§ Aim
Gather all lines in the data that hold the string "celulares".

§ Given data
[Begin]
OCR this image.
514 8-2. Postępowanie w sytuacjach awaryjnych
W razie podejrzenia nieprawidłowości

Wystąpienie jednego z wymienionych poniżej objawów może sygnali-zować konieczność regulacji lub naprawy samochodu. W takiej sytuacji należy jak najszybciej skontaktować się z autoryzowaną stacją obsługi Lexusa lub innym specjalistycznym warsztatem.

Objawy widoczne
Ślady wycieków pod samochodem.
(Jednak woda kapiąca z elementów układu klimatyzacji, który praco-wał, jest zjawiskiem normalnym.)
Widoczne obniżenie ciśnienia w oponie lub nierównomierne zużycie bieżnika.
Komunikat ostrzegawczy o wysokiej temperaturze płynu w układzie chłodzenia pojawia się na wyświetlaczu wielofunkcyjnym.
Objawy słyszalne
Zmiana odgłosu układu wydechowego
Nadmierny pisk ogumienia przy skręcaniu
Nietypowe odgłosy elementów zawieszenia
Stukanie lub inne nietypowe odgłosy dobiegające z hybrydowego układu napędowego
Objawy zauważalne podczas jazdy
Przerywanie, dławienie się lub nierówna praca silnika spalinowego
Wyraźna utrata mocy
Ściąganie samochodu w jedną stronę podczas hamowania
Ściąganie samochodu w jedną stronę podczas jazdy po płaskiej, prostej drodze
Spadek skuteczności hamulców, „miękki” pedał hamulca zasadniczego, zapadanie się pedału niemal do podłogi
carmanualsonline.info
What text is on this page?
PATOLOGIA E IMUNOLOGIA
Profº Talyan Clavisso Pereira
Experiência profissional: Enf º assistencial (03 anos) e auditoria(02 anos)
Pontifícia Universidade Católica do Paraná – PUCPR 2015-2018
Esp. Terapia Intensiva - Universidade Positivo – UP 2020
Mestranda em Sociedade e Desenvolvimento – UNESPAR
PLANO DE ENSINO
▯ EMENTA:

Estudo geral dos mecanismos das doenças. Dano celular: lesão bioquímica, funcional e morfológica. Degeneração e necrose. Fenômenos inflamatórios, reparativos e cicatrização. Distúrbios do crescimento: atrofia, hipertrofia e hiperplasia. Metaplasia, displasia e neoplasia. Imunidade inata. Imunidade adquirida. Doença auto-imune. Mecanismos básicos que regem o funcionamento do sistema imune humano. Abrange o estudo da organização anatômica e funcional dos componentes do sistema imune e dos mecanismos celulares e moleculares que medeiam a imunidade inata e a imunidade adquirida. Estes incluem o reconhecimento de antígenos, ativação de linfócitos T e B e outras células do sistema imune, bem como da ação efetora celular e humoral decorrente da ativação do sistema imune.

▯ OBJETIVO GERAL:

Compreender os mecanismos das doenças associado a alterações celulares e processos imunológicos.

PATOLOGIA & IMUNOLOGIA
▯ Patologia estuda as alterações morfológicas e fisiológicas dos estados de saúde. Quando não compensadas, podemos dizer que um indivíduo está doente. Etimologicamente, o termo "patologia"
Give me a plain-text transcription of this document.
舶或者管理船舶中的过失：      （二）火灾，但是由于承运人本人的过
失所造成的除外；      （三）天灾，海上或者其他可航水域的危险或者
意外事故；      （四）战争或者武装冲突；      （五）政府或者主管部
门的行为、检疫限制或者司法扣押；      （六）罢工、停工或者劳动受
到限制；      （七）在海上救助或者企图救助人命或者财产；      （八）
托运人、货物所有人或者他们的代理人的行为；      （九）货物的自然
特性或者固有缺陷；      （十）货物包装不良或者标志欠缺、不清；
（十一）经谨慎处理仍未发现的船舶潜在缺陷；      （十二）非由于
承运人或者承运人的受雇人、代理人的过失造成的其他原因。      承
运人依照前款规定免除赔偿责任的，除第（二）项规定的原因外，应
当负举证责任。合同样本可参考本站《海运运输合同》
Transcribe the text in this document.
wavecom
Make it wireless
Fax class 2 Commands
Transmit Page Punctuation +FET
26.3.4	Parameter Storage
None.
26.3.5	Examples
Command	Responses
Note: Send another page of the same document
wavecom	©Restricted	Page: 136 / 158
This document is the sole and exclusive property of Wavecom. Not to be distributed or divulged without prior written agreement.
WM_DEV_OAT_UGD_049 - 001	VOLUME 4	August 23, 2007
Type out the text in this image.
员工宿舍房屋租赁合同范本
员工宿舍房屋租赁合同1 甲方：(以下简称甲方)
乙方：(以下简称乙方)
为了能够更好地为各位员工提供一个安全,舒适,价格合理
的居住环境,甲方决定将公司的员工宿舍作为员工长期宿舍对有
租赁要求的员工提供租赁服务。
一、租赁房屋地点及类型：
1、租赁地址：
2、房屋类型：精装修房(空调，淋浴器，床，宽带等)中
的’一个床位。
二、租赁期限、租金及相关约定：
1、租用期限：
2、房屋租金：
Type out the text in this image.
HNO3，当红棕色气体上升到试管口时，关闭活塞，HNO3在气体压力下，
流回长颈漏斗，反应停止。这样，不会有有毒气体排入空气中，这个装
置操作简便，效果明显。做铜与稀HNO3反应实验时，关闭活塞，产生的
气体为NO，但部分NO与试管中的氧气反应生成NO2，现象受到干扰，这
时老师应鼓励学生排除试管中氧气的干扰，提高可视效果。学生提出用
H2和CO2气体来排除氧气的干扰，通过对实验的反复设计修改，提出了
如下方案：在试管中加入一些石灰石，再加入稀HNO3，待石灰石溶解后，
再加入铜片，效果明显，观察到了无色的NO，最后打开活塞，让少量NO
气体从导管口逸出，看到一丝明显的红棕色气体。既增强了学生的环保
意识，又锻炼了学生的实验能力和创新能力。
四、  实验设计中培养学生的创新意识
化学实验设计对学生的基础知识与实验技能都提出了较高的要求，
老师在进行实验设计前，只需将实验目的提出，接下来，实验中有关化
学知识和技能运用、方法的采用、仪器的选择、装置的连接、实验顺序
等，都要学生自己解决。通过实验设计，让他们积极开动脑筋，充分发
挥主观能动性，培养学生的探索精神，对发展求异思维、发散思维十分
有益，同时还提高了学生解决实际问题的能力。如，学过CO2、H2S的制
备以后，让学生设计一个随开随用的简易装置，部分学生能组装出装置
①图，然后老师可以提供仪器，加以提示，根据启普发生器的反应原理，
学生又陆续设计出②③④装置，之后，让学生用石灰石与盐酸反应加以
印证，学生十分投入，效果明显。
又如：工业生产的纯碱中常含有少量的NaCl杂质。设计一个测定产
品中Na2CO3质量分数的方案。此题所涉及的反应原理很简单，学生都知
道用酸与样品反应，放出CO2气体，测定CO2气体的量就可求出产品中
[End]
§ Solution for this exercise
Estudo geral dos mecanismos das doenças. Dano celular: lesão bioquímica, funcional e morfológica. Degeneração e necrose. Fenômenos inflamatórios, reparativos e cicatrização. Distúrbios do crescimento: atrofia, hipertrofia e hiperplasia. Metaplasia, displasia e neoplasia. Imunidade inata. Imunidade adquirida. Doença auto-imune. Mecanismos básicos que regem o funcionamento do sistema imune humano. Abrange o estudo da organização anatômica e funcional dos componentes do sistema imune e dos mecanismos celulares e moleculares que medeiam a imunidade inata e a imunidade adquirida. Estes incluem o reconhecimento de antígenos, ativação de linfócitos T e B e outras células do sistema imune, bem como da ação efetora celular e humoral decorrente da ativação do sistema imune.
Compreender os mecanismos das doenças associado a alterações celulares e processos imunológicos.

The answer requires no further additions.